» The exercise
Every line with the word "JSON" in it should be extracted from the data that follows.

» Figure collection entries
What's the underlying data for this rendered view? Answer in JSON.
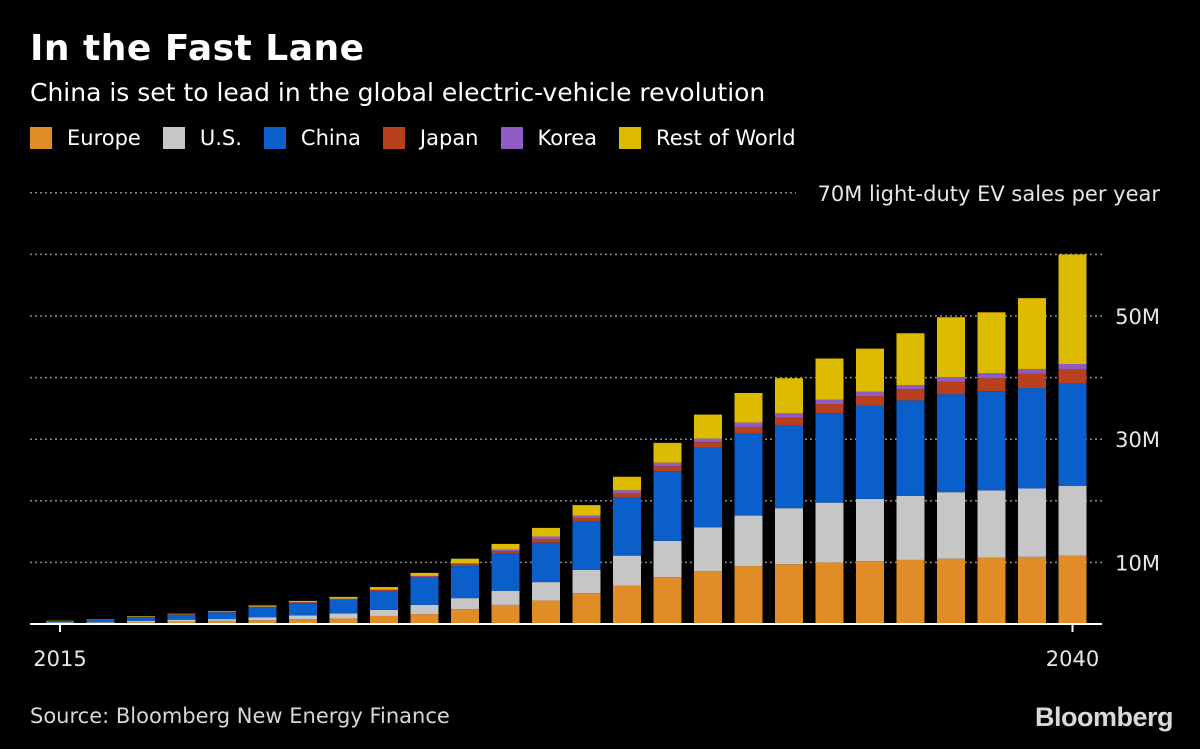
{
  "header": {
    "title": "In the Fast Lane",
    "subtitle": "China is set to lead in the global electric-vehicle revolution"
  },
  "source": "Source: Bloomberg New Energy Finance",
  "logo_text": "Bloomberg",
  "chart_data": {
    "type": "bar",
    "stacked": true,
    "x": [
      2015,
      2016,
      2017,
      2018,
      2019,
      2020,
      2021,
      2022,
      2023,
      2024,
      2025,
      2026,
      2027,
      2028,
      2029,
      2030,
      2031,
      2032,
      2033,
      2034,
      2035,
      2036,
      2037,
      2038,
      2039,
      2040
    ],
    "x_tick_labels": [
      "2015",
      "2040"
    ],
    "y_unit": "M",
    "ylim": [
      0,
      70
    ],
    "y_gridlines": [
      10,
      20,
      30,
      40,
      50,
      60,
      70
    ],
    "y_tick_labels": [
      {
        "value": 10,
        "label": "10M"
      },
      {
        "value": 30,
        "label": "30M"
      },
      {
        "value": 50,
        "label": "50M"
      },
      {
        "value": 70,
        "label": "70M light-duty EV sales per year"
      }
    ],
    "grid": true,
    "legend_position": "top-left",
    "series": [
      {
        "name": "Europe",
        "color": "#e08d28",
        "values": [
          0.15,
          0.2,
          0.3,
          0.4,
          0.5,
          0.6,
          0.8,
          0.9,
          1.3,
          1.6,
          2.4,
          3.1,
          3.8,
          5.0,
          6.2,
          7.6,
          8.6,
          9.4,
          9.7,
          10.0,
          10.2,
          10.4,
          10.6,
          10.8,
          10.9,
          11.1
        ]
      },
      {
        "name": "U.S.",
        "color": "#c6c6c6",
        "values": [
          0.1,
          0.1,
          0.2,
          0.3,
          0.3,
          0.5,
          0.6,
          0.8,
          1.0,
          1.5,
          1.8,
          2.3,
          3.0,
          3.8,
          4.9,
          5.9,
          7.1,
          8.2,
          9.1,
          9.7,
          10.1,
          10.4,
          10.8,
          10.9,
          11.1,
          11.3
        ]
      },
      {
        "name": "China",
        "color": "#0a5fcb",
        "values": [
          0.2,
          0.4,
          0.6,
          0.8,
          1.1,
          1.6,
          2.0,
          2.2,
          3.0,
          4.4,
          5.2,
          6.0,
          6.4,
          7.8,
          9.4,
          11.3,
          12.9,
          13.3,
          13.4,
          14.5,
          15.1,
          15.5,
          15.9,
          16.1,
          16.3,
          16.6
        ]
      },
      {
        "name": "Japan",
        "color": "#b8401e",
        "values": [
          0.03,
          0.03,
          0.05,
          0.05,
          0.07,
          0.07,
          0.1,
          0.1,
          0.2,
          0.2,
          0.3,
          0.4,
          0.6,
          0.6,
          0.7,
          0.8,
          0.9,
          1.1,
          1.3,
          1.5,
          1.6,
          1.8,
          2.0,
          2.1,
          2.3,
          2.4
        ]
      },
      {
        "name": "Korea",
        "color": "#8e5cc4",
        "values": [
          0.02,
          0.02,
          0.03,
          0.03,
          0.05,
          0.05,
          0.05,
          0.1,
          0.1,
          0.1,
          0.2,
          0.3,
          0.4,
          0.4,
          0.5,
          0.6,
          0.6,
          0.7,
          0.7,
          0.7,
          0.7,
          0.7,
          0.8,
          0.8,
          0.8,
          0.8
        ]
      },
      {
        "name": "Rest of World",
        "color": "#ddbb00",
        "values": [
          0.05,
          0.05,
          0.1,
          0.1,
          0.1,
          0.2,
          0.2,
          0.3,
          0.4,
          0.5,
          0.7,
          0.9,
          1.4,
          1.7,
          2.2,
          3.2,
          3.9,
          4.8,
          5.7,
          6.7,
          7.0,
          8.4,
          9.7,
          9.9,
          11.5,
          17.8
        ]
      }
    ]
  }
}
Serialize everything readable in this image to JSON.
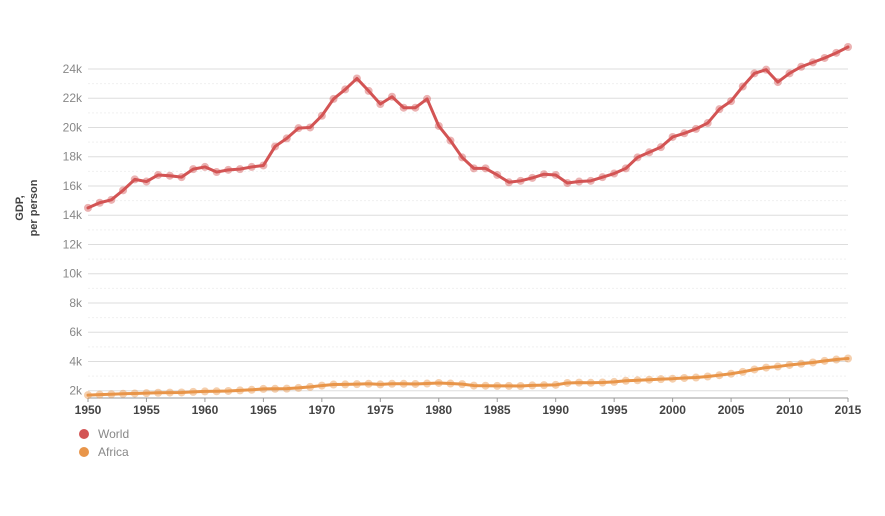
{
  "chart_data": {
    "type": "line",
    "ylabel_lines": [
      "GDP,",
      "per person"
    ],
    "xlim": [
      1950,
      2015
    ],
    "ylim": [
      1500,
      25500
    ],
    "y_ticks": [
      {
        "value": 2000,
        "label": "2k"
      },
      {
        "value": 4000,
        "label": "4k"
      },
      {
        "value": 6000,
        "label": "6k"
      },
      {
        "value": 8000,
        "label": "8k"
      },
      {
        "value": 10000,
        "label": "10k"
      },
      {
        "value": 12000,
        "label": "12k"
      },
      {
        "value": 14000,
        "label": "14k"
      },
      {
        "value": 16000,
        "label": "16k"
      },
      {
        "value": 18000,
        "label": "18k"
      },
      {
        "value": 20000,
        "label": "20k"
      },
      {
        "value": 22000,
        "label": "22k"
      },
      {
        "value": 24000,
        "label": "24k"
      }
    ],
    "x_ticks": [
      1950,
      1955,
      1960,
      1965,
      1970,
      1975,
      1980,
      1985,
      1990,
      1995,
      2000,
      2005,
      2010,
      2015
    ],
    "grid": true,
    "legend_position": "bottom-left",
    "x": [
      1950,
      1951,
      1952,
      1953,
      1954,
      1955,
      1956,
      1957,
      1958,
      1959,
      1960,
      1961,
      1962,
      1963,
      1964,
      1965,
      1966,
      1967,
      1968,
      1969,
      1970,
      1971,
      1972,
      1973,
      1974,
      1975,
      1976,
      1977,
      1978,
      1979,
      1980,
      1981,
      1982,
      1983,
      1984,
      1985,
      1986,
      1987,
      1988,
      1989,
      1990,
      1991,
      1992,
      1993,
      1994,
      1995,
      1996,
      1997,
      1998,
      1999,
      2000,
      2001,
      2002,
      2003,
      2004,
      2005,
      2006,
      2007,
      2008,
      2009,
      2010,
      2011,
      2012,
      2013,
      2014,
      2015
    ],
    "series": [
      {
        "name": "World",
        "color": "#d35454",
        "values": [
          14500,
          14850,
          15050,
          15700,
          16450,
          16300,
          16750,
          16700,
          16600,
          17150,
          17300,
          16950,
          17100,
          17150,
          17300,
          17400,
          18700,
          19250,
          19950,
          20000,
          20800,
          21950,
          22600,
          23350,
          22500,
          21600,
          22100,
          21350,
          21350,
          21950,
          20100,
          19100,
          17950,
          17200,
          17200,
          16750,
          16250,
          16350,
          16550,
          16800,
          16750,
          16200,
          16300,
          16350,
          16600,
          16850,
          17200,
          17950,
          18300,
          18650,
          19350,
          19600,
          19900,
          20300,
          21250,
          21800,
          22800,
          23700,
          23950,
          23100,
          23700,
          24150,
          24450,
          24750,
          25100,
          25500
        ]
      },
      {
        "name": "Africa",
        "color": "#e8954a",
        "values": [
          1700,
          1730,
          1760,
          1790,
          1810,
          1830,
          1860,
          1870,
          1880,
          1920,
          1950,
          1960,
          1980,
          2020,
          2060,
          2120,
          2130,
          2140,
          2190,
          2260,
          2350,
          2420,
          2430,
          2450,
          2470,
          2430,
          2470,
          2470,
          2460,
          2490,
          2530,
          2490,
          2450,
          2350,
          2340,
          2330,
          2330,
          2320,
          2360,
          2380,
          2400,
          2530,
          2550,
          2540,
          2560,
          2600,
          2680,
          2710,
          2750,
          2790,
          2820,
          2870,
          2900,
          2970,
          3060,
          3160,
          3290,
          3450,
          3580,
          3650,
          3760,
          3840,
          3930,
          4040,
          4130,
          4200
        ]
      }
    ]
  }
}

* * *

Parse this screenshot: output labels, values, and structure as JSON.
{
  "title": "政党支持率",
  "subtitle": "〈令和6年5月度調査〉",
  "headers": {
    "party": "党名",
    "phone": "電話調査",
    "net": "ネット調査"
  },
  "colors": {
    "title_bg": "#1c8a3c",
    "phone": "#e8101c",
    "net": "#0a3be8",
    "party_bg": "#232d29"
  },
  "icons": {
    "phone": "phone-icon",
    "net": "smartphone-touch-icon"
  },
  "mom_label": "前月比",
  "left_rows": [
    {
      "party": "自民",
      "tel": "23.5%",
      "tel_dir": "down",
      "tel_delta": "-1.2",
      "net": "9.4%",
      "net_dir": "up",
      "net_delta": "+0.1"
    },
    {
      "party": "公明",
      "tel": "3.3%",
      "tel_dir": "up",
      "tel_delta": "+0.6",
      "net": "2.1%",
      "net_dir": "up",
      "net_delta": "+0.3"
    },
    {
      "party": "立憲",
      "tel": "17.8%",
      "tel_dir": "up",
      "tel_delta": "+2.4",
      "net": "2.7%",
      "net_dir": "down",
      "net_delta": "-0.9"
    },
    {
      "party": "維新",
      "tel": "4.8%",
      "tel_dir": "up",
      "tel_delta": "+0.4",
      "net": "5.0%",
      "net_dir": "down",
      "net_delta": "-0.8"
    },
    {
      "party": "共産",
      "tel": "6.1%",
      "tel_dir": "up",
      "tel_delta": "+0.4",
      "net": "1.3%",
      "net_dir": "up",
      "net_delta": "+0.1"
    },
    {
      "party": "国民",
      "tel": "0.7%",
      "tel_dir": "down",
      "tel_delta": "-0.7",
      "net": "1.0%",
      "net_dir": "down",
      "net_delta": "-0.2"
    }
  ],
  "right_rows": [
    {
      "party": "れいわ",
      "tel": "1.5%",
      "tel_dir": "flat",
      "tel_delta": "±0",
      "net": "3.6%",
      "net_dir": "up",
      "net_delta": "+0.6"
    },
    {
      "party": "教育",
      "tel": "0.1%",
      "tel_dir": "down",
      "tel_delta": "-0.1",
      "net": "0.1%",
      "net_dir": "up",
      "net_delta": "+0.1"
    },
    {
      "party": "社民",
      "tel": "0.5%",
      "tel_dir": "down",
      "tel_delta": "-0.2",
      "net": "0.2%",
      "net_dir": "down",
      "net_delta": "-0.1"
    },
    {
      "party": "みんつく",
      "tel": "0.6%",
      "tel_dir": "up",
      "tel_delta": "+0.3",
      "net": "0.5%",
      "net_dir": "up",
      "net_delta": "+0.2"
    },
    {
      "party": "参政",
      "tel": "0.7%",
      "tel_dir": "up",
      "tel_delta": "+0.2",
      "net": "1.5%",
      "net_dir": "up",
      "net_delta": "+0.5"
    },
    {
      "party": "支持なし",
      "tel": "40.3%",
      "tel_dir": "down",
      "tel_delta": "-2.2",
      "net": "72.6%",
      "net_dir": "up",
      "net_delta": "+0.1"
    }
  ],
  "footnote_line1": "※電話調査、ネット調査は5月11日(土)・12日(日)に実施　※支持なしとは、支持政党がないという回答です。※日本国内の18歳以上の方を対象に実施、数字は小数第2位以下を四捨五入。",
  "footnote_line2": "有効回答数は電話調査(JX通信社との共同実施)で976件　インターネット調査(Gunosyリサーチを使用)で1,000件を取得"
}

» Exercise response
What's the underlying data for this rendered view? Answer in JSON.
Serialize everything readable in this image to JSON.
Parse this screenshot: output labels, values, and structure as JSON.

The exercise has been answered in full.